# DATASET RECORDS

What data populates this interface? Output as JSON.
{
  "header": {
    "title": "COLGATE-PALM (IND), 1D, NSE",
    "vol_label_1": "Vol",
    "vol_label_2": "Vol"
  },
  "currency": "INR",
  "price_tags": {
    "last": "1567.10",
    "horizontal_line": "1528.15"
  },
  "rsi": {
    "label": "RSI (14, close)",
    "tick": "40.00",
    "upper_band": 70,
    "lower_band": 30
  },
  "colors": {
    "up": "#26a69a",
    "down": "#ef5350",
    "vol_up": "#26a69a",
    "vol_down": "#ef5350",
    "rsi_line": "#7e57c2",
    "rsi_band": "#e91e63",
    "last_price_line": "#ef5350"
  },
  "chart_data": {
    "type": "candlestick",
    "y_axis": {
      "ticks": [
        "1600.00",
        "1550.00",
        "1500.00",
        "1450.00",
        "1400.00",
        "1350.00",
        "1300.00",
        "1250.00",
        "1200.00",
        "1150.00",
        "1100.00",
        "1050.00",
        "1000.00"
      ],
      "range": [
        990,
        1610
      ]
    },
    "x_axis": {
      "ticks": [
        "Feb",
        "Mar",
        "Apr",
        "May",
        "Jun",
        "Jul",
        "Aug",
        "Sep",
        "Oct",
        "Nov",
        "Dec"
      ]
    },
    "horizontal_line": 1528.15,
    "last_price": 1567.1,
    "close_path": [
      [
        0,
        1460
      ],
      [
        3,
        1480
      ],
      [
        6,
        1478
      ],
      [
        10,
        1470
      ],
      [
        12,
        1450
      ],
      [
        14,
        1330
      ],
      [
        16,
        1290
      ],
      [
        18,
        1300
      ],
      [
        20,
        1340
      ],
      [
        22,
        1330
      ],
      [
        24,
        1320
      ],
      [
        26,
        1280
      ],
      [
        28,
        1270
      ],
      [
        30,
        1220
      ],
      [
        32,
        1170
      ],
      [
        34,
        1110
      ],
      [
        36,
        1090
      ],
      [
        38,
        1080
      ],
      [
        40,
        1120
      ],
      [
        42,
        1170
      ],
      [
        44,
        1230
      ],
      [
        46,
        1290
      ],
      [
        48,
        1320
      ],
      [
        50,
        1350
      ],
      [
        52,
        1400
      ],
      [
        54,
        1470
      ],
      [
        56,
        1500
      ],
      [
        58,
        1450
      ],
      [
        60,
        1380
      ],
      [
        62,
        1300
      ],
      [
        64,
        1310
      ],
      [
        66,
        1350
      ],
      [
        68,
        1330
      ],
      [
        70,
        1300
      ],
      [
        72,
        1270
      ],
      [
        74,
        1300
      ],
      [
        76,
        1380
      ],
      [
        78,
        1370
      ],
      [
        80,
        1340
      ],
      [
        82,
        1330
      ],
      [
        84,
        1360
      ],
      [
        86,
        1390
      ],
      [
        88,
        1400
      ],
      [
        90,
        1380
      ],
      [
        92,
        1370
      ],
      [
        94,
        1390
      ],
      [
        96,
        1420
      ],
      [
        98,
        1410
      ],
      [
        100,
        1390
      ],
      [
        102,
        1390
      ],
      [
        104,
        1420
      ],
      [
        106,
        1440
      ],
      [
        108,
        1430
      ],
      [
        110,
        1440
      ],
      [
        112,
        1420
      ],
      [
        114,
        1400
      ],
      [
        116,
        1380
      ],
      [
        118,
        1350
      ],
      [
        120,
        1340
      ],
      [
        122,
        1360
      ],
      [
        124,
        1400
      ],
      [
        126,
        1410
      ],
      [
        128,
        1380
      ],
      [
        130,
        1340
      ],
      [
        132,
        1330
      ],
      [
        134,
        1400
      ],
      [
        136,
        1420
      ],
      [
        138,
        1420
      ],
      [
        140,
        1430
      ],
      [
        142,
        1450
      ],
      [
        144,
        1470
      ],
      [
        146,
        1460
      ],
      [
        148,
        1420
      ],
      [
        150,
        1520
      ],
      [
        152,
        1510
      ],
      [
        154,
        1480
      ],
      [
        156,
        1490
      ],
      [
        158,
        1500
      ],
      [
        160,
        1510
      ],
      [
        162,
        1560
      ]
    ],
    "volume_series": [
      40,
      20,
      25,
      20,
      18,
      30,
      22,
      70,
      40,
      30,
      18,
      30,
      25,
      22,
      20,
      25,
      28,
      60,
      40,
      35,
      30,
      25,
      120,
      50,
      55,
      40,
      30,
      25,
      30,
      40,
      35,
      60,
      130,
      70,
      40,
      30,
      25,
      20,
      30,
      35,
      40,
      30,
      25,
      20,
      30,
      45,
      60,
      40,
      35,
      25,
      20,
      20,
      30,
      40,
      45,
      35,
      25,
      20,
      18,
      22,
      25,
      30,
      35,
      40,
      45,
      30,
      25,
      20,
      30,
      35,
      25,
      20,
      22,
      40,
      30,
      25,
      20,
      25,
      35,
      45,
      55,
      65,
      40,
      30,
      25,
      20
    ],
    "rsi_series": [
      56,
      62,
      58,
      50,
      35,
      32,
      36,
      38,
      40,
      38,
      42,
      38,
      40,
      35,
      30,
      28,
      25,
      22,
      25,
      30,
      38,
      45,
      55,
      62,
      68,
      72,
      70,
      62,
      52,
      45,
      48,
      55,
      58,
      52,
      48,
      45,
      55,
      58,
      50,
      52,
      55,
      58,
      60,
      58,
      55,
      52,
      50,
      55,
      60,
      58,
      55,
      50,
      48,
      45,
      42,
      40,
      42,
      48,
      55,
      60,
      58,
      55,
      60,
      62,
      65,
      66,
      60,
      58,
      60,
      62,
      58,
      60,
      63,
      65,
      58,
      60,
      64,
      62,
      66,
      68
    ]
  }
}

# WHAT YOU HAVE TO DO
Quote the entire listing above exactly.

# REPLY
What data populates this interface? Output as JSON.
{
  "header": {
    "title": "COLGATE-PALM (IND), 1D, NSE",
    "vol_label_1": "Vol",
    "vol_label_2": "Vol"
  },
  "currency": "INR",
  "price_tags": {
    "last": "1567.10",
    "horizontal_line": "1528.15"
  },
  "rsi": {
    "label": "RSI (14, close)",
    "tick": "40.00",
    "upper_band": 70,
    "lower_band": 30
  },
  "colors": {
    "up": "#26a69a",
    "down": "#ef5350",
    "vol_up": "#26a69a",
    "vol_down": "#ef5350",
    "rsi_line": "#7e57c2",
    "rsi_band": "#e91e63",
    "last_price_line": "#ef5350"
  },
  "chart_data": {
    "type": "candlestick",
    "y_axis": {
      "ticks": [
        "1600.00",
        "1550.00",
        "1500.00",
        "1450.00",
        "1400.00",
        "1350.00",
        "1300.00",
        "1250.00",
        "1200.00",
        "1150.00",
        "1100.00",
        "1050.00",
        "1000.00"
      ],
      "range": [
        990,
        1610
      ]
    },
    "x_axis": {
      "ticks": [
        "Feb",
        "Mar",
        "Apr",
        "May",
        "Jun",
        "Jul",
        "Aug",
        "Sep",
        "Oct",
        "Nov",
        "Dec"
      ]
    },
    "horizontal_line": 1528.15,
    "last_price": 1567.1,
    "close_path": [
      [
        0,
        1460
      ],
      [
        3,
        1480
      ],
      [
        6,
        1478
      ],
      [
        10,
        1470
      ],
      [
        12,
        1450
      ],
      [
        14,
        1330
      ],
      [
        16,
        1290
      ],
      [
        18,
        1300
      ],
      [
        20,
        1340
      ],
      [
        22,
        1330
      ],
      [
        24,
        1320
      ],
      [
        26,
        1280
      ],
      [
        28,
        1270
      ],
      [
        30,
        1220
      ],
      [
        32,
        1170
      ],
      [
        34,
        1110
      ],
      [
        36,
        1090
      ],
      [
        38,
        1080
      ],
      [
        40,
        1120
      ],
      [
        42,
        1170
      ],
      [
        44,
        1230
      ],
      [
        46,
        1290
      ],
      [
        48,
        1320
      ],
      [
        50,
        1350
      ],
      [
        52,
        1400
      ],
      [
        54,
        1470
      ],
      [
        56,
        1500
      ],
      [
        58,
        1450
      ],
      [
        60,
        1380
      ],
      [
        62,
        1300
      ],
      [
        64,
        1310
      ],
      [
        66,
        1350
      ],
      [
        68,
        1330
      ],
      [
        70,
        1300
      ],
      [
        72,
        1270
      ],
      [
        74,
        1300
      ],
      [
        76,
        1380
      ],
      [
        78,
        1370
      ],
      [
        80,
        1340
      ],
      [
        82,
        1330
      ],
      [
        84,
        1360
      ],
      [
        86,
        1390
      ],
      [
        88,
        1400
      ],
      [
        90,
        1380
      ],
      [
        92,
        1370
      ],
      [
        94,
        1390
      ],
      [
        96,
        1420
      ],
      [
        98,
        1410
      ],
      [
        100,
        1390
      ],
      [
        102,
        1390
      ],
      [
        104,
        1420
      ],
      [
        106,
        1440
      ],
      [
        108,
        1430
      ],
      [
        110,
        1440
      ],
      [
        112,
        1420
      ],
      [
        114,
        1400
      ],
      [
        116,
        1380
      ],
      [
        118,
        1350
      ],
      [
        120,
        1340
      ],
      [
        122,
        1360
      ],
      [
        124,
        1400
      ],
      [
        126,
        1410
      ],
      [
        128,
        1380
      ],
      [
        130,
        1340
      ],
      [
        132,
        1330
      ],
      [
        134,
        1400
      ],
      [
        136,
        1420
      ],
      [
        138,
        1420
      ],
      [
        140,
        1430
      ],
      [
        142,
        1450
      ],
      [
        144,
        1470
      ],
      [
        146,
        1460
      ],
      [
        148,
        1420
      ],
      [
        150,
        1520
      ],
      [
        152,
        1510
      ],
      [
        154,
        1480
      ],
      [
        156,
        1490
      ],
      [
        158,
        1500
      ],
      [
        160,
        1510
      ],
      [
        162,
        1560
      ]
    ],
    "volume_series": [
      40,
      20,
      25,
      20,
      18,
      30,
      22,
      70,
      40,
      30,
      18,
      30,
      25,
      22,
      20,
      25,
      28,
      60,
      40,
      35,
      30,
      25,
      120,
      50,
      55,
      40,
      30,
      25,
      30,
      40,
      35,
      60,
      130,
      70,
      40,
      30,
      25,
      20,
      30,
      35,
      40,
      30,
      25,
      20,
      30,
      45,
      60,
      40,
      35,
      25,
      20,
      20,
      30,
      40,
      45,
      35,
      25,
      20,
      18,
      22,
      25,
      30,
      35,
      40,
      45,
      30,
      25,
      20,
      30,
      35,
      25,
      20,
      22,
      40,
      30,
      25,
      20,
      25,
      35,
      45,
      55,
      65,
      40,
      30,
      25,
      20
    ],
    "rsi_series": [
      56,
      62,
      58,
      50,
      35,
      32,
      36,
      38,
      40,
      38,
      42,
      38,
      40,
      35,
      30,
      28,
      25,
      22,
      25,
      30,
      38,
      45,
      55,
      62,
      68,
      72,
      70,
      62,
      52,
      45,
      48,
      55,
      58,
      52,
      48,
      45,
      55,
      58,
      50,
      52,
      55,
      58,
      60,
      58,
      55,
      52,
      50,
      55,
      60,
      58,
      55,
      50,
      48,
      45,
      42,
      40,
      42,
      48,
      55,
      60,
      58,
      55,
      60,
      62,
      65,
      66,
      60,
      58,
      60,
      62,
      58,
      60,
      63,
      65,
      58,
      60,
      64,
      62,
      66,
      68
    ]
  }
}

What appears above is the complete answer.